[Listed entries]

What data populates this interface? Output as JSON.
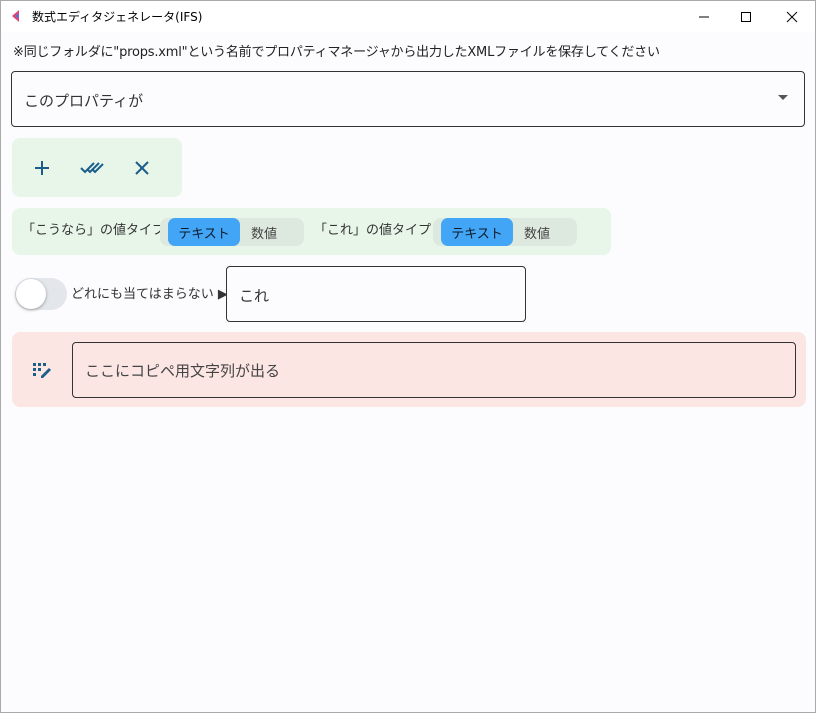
{
  "window": {
    "title": "数式エディタジェネレータ(IFS)"
  },
  "notice_text": "※同じフォルダに\"props.xml\"という名前でプロパティマネージャから出力したXMLファイルを保存してください",
  "property_select": {
    "selected": "このプロパティが"
  },
  "toolbar": {
    "add_icon": "plus-icon",
    "check_icon": "double-check-icon",
    "clear_icon": "close-icon"
  },
  "value_types": {
    "if_label": "「こうなら」の値タイプ：",
    "then_label": "「これ」の値タイプ：",
    "options": [
      "テキスト",
      "数値"
    ],
    "if_selected": "テキスト",
    "then_selected": "テキスト"
  },
  "default_row": {
    "toggle_on": false,
    "label": "どれにも当てはまらない ▶",
    "value": "これ"
  },
  "output": {
    "placeholder": "ここにコピペ用文字列が出る",
    "copy_icon": "copy-format-icon"
  },
  "colors": {
    "accent": "#42a5f5",
    "green_panel": "#e8f5e9",
    "red_panel": "#fbe6e4",
    "icon": "#1a5f8a"
  }
}
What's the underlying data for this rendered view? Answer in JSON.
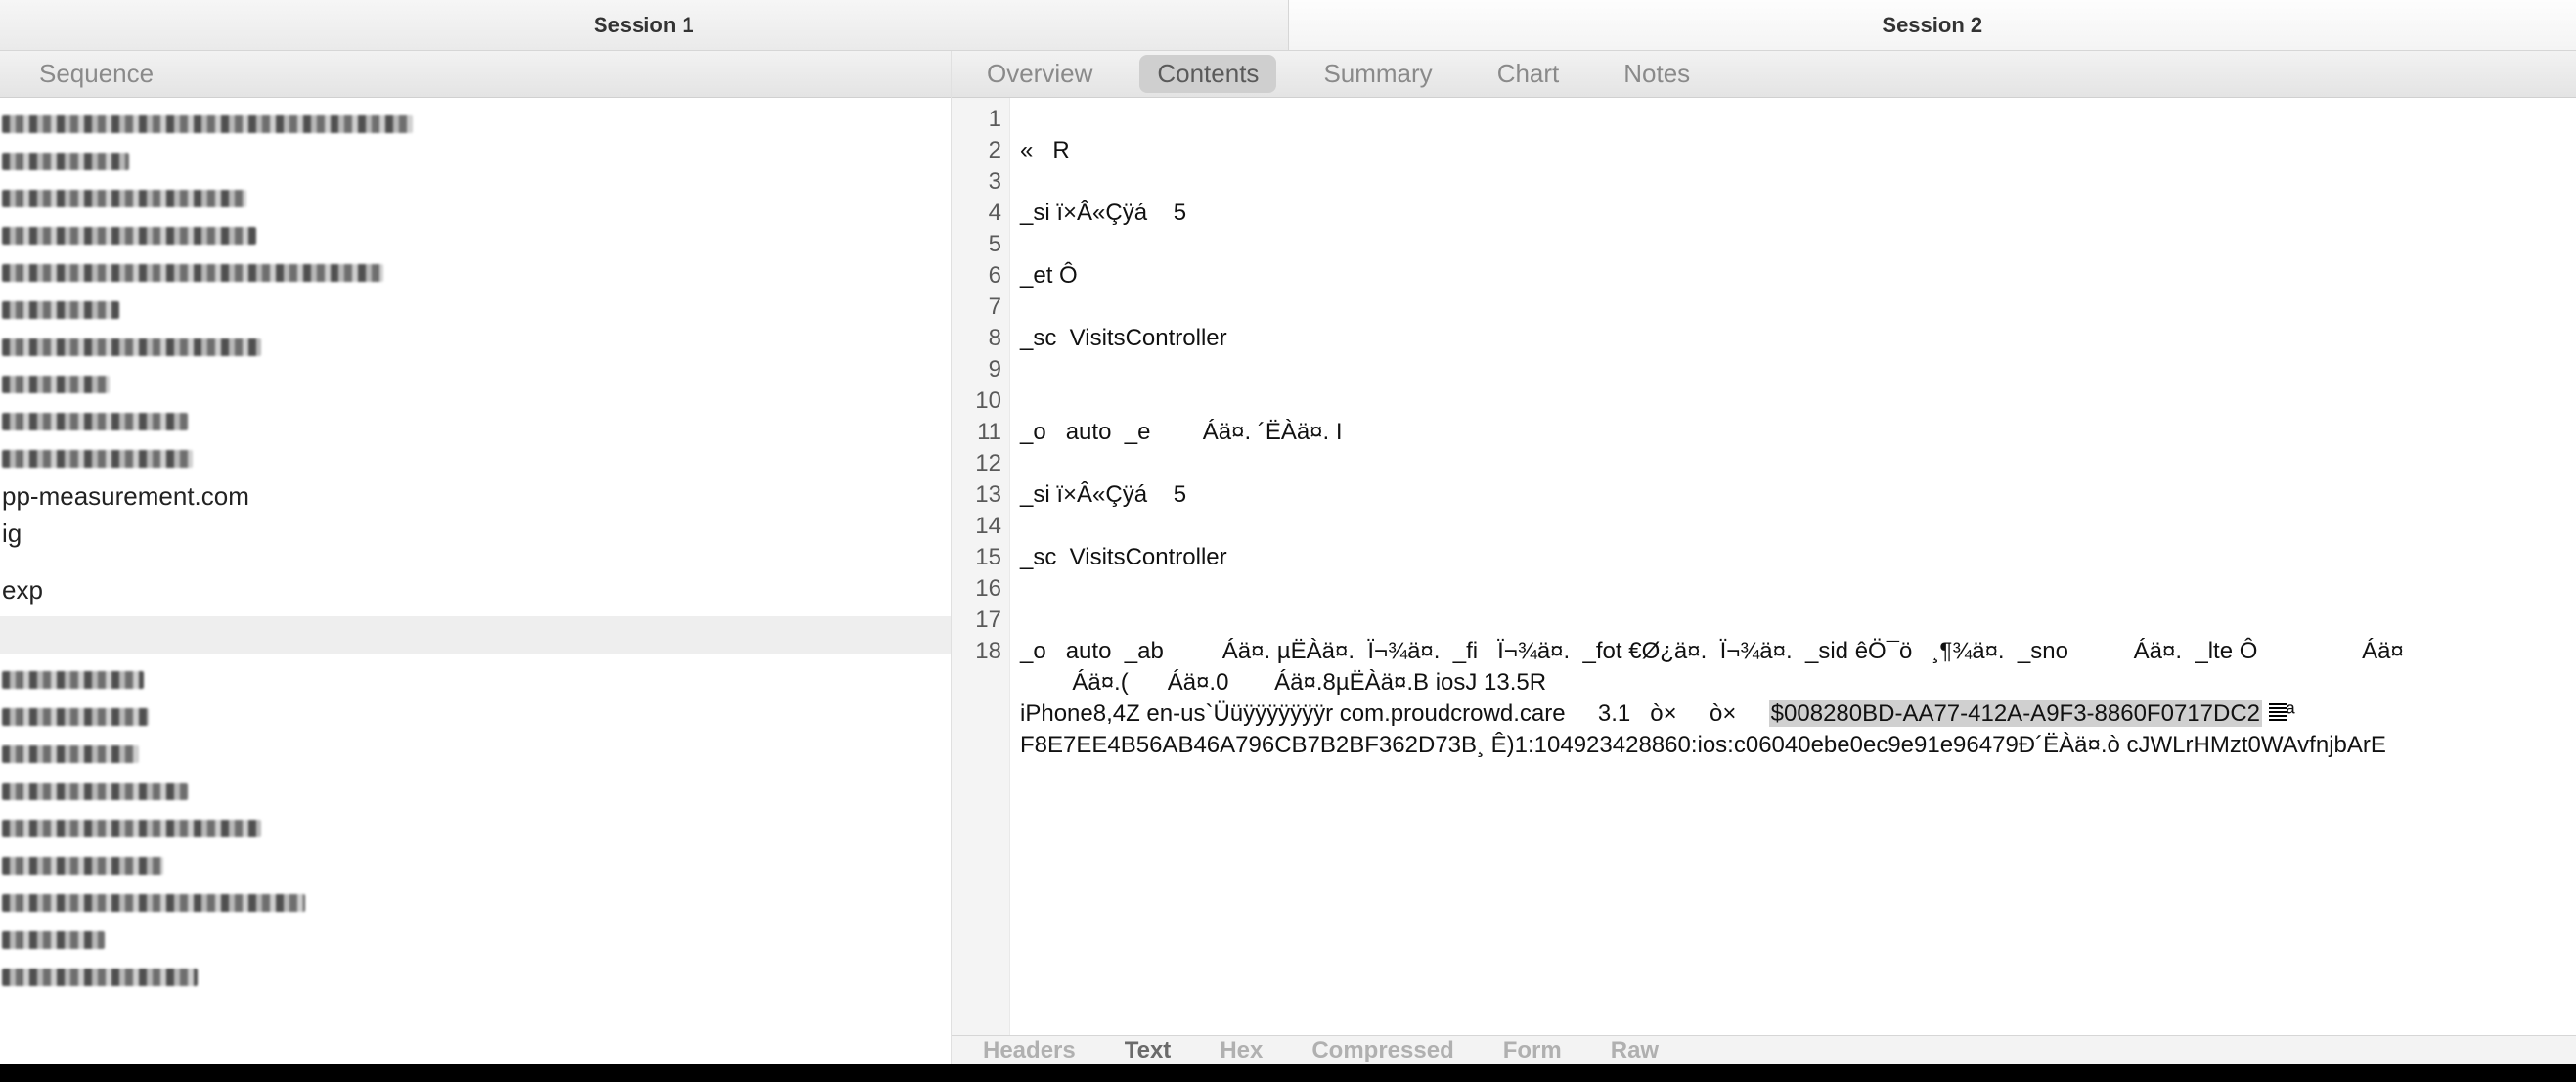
{
  "sessions": {
    "tab1": "Session 1",
    "tab2": "Session 2"
  },
  "left_toolbar": {
    "sequence": "Sequence"
  },
  "right_toolbar": {
    "overview": "Overview",
    "contents": "Contents",
    "summary": "Summary",
    "chart": "Chart",
    "notes": "Notes"
  },
  "left_list": {
    "clear1": "pp-measurement.com",
    "clear2": "ig",
    "clear3": "exp"
  },
  "viewer": {
    "line_numbers": "1\n2\n3\n4\n5\n6\n7\n8\n9\n10\n11\n12\n13\n14\n15\n16\n17\n18",
    "l2": "«   R",
    "l4": "_si ï×Â«Çÿá    5",
    "l6": "_et Ô",
    "l8": "_sc  VisitsController",
    "l11": "_o   auto  _e        Áä¤. ´ËÀä¤. I",
    "l13": "_si ï×Â«Çÿá    5",
    "l15": "_sc  VisitsController",
    "l18a": "_o   auto  _ab         Áä¤. µËÀä¤.  Ï¬¾ä¤.  _fi   Ï¬¾ä¤.  _fot €Ø¿ä¤.  Ï¬¾ä¤.  _sid êÖ¯ö   ¸¶¾ä¤.  _sno          Áä¤.  _lte Ô                Áä¤",
    "l18b": "        Áä¤.(      Áä¤.0       Áä¤.8µËÀä¤.B iosJ 13.5R",
    "l18c_pre": "iPhone8,4Z en-us`Üüÿÿÿÿÿÿÿr com.proudcrowd.care     3.1   ò×     ò×     ",
    "l18c_hi": "$008280BD-AA77-412A-A9F3-8860F0717DC2",
    "l18c_post": "ª",
    "l18d": "F8E7EE4B56AB46A796CB7B2BF362D73B¸ Ê)1:104923428860:ios:c06040ebe0ec9e91e96479Ð´ËÀä¤.ò cJWLrHMzt0WAvfnjbArE"
  },
  "bottom_tabs": {
    "headers": "Headers",
    "text": "Text",
    "hex": "Hex",
    "compressed": "Compressed",
    "form": "Form",
    "raw": "Raw"
  }
}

[Work instructions] Show each line holding the word "の値タイプ".

[Exercise solution]
    "if_label": "「こうなら」の値タイプ：",
    "then_label": "「これ」の値タイプ：",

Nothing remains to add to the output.